__Given request__
The entries are to be returned exactly, with images left out.

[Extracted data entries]

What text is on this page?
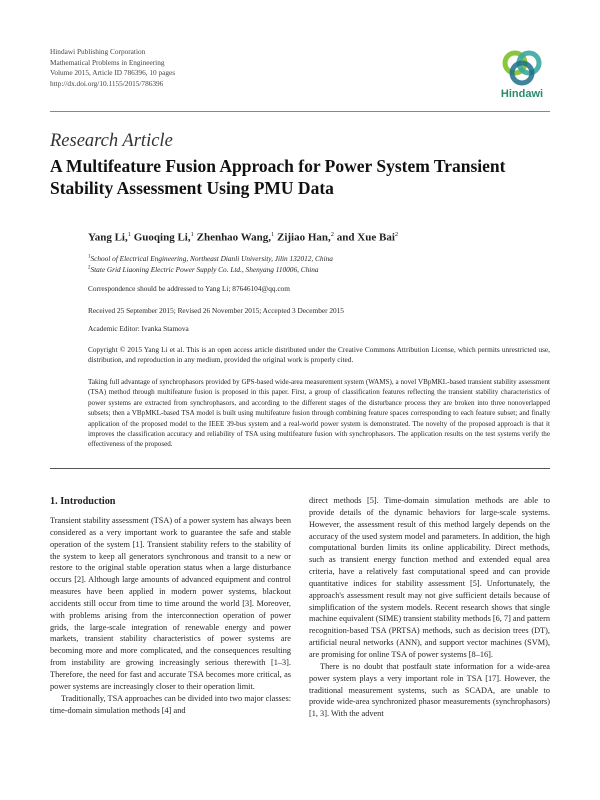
Hindawi Publishing Corporation
Mathematical Problems in Engineering
Volume 2015, Article ID 786396, 10 pages
http://dx.doi.org/10.1155/2015/786396
Hindawi
Research Article
A Multifeature Fusion Approach for Power System Transient Stability Assessment Using PMU Data
Yang Li,$^1$ Guoqing Li,$^1$ Zhenhao Wang,$^1$ Zijiao Han,$^2$ and Xue Bai$^2$
$^1$School of Electrical Engineering, Northeast Dianli University, Jilin 132012, China
$^2$State Grid Liaoning Electric Power Supply Co. Ltd., Shenyang 110006, China
Correspondence should be addressed to Yang Li; 87646104@qq.com
Received 25 September 2015; Revised 26 November 2015; Accepted 3 December 2015
Academic Editor: Ivanka Stamova
Copyright © 2015 Yang Li et al. This is an open access article distributed under the Creative Commons Attribution License, which permits unrestricted use, distribution, and reproduction in any medium, provided the original work is properly cited.
Taking full advantage of synchrophasors provided by GPS-based wide-area measurement system (WAMS), a novel VBpMKL-based transient stability assessment (TSA) method through multifeature fusion is proposed in this paper. First, a group of classification features reflecting the transient stability characteristics of power systems are extracted from synchrophasors, and according to the different stages of the disturbance process they are broken into three nonoverlapped subsets; then a VBpMKL-based TSA model is built using multifeature fusion through combining feature spaces corresponding to each feature subset; and finally application of the proposed model to the IEEE 39-bus system and a real-world power system is demonstrated. The novelty of the proposed approach is that it improves the classification accuracy and reliability of TSA using multifeature fusion with synchrophasors. The application results on the test systems verify the effectiveness of the proposed.
1. Introduction

Transient stability assessment (TSA) of a power system has always been considered as a very important work to guarantee the safe and stable operation of the system [1]. Transient stability refers to the stability of the system to keep all generators synchronous and transit to a new or restore to the original stable operation status when a large disturbance occurs [2]. Although large amounts of advanced equipment and control measures have been applied in modern power systems, blackout accidents still occur from time to time around the world [3]. Moreover, with problems arising from the interconnection operation of power grids, the large-scale integration of renewable energy and power markets, transient stability characteristics of power systems are becoming more and more complicated, and the consequences resulting from instability are growing increasingly serious therewith [1–3]. Therefore, the need for fast and accurate TSA becomes more critical, as power systems are increasingly closer to their operation limit.

Traditionally, TSA approaches can be divided into two major classes: time-domain simulation methods [4] and

direct methods [5]. Time-domain simulation methods are able to provide details of the dynamic behaviors for large-scale systems. However, the assessment result of this method largely depends on the accuracy of the used system model and parameters. In addition, the high computational burden limits its online applicability. Direct methods, such as transient energy function method and extended equal area criteria, have a relatively fast computational speed and can provide quantitative indices for stability assessment [5]. Unfortunately, the approach's assessment result may not give sufficient details because of simplification of the system models. Recent research shows that single machine equivalent (SIME) transient stability methods [6, 7] and pattern recognition-based TSA (PRTSA) methods, such as decision trees (DT), artificial neural networks (ANN), and support vector machines (SVM), are promising for online TSA of power systems [8–16].

There is no doubt that postfault state information for a wide-area power system plays a very important role in TSA [17]. However, the traditional measurement systems, such as SCADA, are unable to provide wide-area synchronized phasor measurements (synchrophasors) [1, 3]. With the advent
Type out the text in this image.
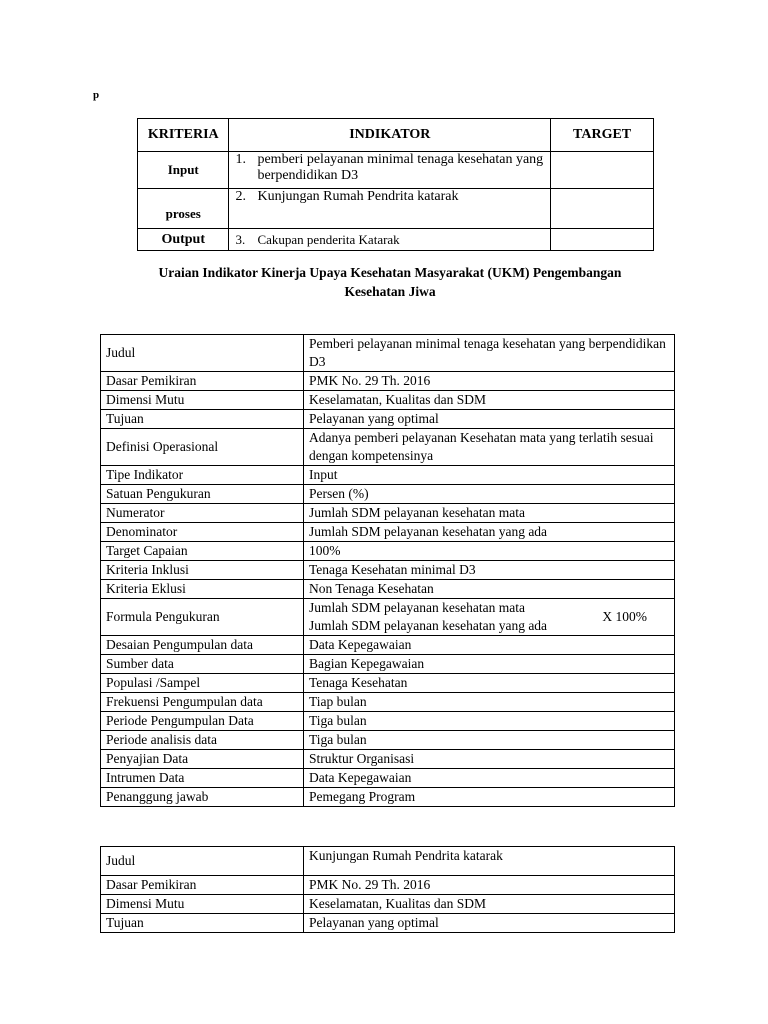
p
KRITERIA	INDIKATOR	TARGET
Input	1. pemberi pelayanan minimal tenaga kesehatan yang berpendidikan D3	

proses	2. Kunjungan Rumah Pendrita katarak	

Output	3. Cakupan penderita Katarak	

Uraian Indikator Kinerja Upaya Kesehatan Masyarakat (UKM) Pengembangan Kesehatan Jiwa
Judul	Pemberi pelayanan minimal tenaga kesehatan yang berpendidikan D3
Dasar Pemikiran	PMK No. 29 Th. 2016
Dimensi Mutu	Keselamatan, Kualitas dan SDM
Tujuan	Pelayanan yang optimal
Definisi Operasional	Adanya pemberi pelayanan Kesehatan mata yang terlatih sesuai dengan kompetensinya
Tipe Indikator	Input
Satuan Pengukuran	Persen (%)
Numerator	Jumlah SDM pelayanan kesehatan mata
Denominator	Jumlah SDM pelayanan kesehatan yang ada
Target Capaian	100%
Kriteria Inklusi	Tenaga Kesehatan minimal D3
Kriteria Eklusi	Non Tenaga Kesehatan
Formula Pengukuran	Jumlah SDM pelayanan kesehatan mata
Jumlah SDM pelayanan kesehatan yang ada
X 100%

Desaian Pengumpulan data	Data Kepegawaian
Sumber data	Bagian Kepegawaian
Populasi /Sampel	Tenaga Kesehatan
Frekuensi Pengumpulan data	Tiap bulan
Periode Pengumpulan Data	Tiga bulan
Periode analisis data	Tiga bulan
Penyajian Data	Struktur Organisasi
Intrumen Data	Data Kepegawaian
Penanggung jawab	Pemegang Program
Judul	Kunjungan Rumah Pendrita katarak
Dasar Pemikiran	PMK No. 29 Th. 2016
Dimensi Mutu	Keselamatan, Kualitas dan SDM
Tujuan	Pelayanan yang optimal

__Correct output__
What text is on this page?
Hindawi Publishing Corporation
Mathematical Problems in Engineering
Volume 2015, Article ID 786396, 10 pages
http://dx.doi.org/10.1155/2015/786396
Hindawi
Research Article
A Multifeature Fusion Approach for Power System Transient Stability Assessment Using PMU Data
Yang Li,$^1$ Guoqing Li,$^1$ Zhenhao Wang,$^1$ Zijiao Han,$^2$ and Xue Bai$^2$
$^1$School of Electrical Engineering, Northeast Dianli University, Jilin 132012, China
$^2$State Grid Liaoning Electric Power Supply Co. Ltd., Shenyang 110006, China
Correspondence should be addressed to Yang Li; 87646104@qq.com
Received 25 September 2015; Revised 26 November 2015; Accepted 3 December 2015
Academic Editor: Ivanka Stamova
Copyright © 2015 Yang Li et al. This is an open access article distributed under the Creative Commons Attribution License, which permits unrestricted use, distribution, and reproduction in any medium, provided the original work is properly cited.
Taking full advantage of synchrophasors provided by GPS-based wide-area measurement system (WAMS), a novel VBpMKL-based transient stability assessment (TSA) method through multifeature fusion is proposed in this paper. First, a group of classification features reflecting the transient stability characteristics of power systems are extracted from synchrophasors, and according to the different stages of the disturbance process they are broken into three nonoverlapped subsets; then a VBpMKL-based TSA model is built using multifeature fusion through combining feature spaces corresponding to each feature subset; and finally application of the proposed model to the IEEE 39-bus system and a real-world power system is demonstrated. The novelty of the proposed approach is that it improves the classification accuracy and reliability of TSA using multifeature fusion with synchrophasors. The application results on the test systems verify the effectiveness of the proposed.
1. Introduction

Transient stability assessment (TSA) of a power system has always been considered as a very important work to guarantee the safe and stable operation of the system [1]. Transient stability refers to the stability of the system to keep all generators synchronous and transit to a new or restore to the original stable operation status when a large disturbance occurs [2]. Although large amounts of advanced equipment and control measures have been applied in modern power systems, blackout accidents still occur from time to time around the world [3]. Moreover, with problems arising from the interconnection operation of power grids, the large-scale integration of renewable energy and power markets, transient stability characteristics of power systems are becoming more and more complicated, and the consequences resulting from instability are growing increasingly serious therewith [1–3]. Therefore, the need for fast and accurate TSA becomes more critical, as power systems are increasingly closer to their operation limit.

Traditionally, TSA approaches can be divided into two major classes: time-domain simulation methods [4] and

direct methods [5]. Time-domain simulation methods are able to provide details of the dynamic behaviors for large-scale systems. However, the assessment result of this method largely depends on the accuracy of the used system model and parameters. In addition, the high computational burden limits its online applicability. Direct methods, such as transient energy function method and extended equal area criteria, have a relatively fast computational speed and can provide quantitative indices for stability assessment [5]. Unfortunately, the approach's assessment result may not give sufficient details because of simplification of the system models. Recent research shows that single machine equivalent (SIME) transient stability methods [6, 7] and pattern recognition-based TSA (PRTSA) methods, such as decision trees (DT), artificial neural networks (ANN), and support vector machines (SVM), are promising for online TSA of power systems [8–16].

There is no doubt that postfault state information for a wide-area power system plays a very important role in TSA [17]. However, the traditional measurement systems, such as SCADA, are unable to provide wide-area synchronized phasor measurements (synchrophasors) [1, 3]. With the advent
Type out the text in this image.
p
KRITERIA	INDIKATOR	TARGET
Input	1. pemberi pelayanan minimal tenaga kesehatan yang berpendidikan D3	

proses	2. Kunjungan Rumah Pendrita katarak	

Output	3. Cakupan penderita Katarak	

Uraian Indikator Kinerja Upaya Kesehatan Masyarakat (UKM) Pengembangan Kesehatan Jiwa
Judul	Pemberi pelayanan minimal tenaga kesehatan yang berpendidikan D3
Dasar Pemikiran	PMK No. 29 Th. 2016
Dimensi Mutu	Keselamatan, Kualitas dan SDM
Tujuan	Pelayanan yang optimal
Definisi Operasional	Adanya pemberi pelayanan Kesehatan mata yang terlatih sesuai dengan kompetensinya
Tipe Indikator	Input
Satuan Pengukuran	Persen (%)
Numerator	Jumlah SDM pelayanan kesehatan mata
Denominator	Jumlah SDM pelayanan kesehatan yang ada
Target Capaian	100%
Kriteria Inklusi	Tenaga Kesehatan minimal D3
Kriteria Eklusi	Non Tenaga Kesehatan
Formula Pengukuran	Jumlah SDM pelayanan kesehatan mata
Jumlah SDM pelayanan kesehatan yang ada
X 100%

Desaian Pengumpulan data	Data Kepegawaian
Sumber data	Bagian Kepegawaian
Populasi /Sampel	Tenaga Kesehatan
Frekuensi Pengumpulan data	Tiap bulan
Periode Pengumpulan Data	Tiga bulan
Periode analisis data	Tiga bulan
Penyajian Data	Struktur Organisasi
Intrumen Data	Data Kepegawaian
Penanggung jawab	Pemegang Program
Judul	Kunjungan Rumah Pendrita katarak
Dasar Pemikiran	PMK No. 29 Th. 2016
Dimensi Mutu	Keselamatan, Kualitas dan SDM
Tujuan	Pelayanan yang optimal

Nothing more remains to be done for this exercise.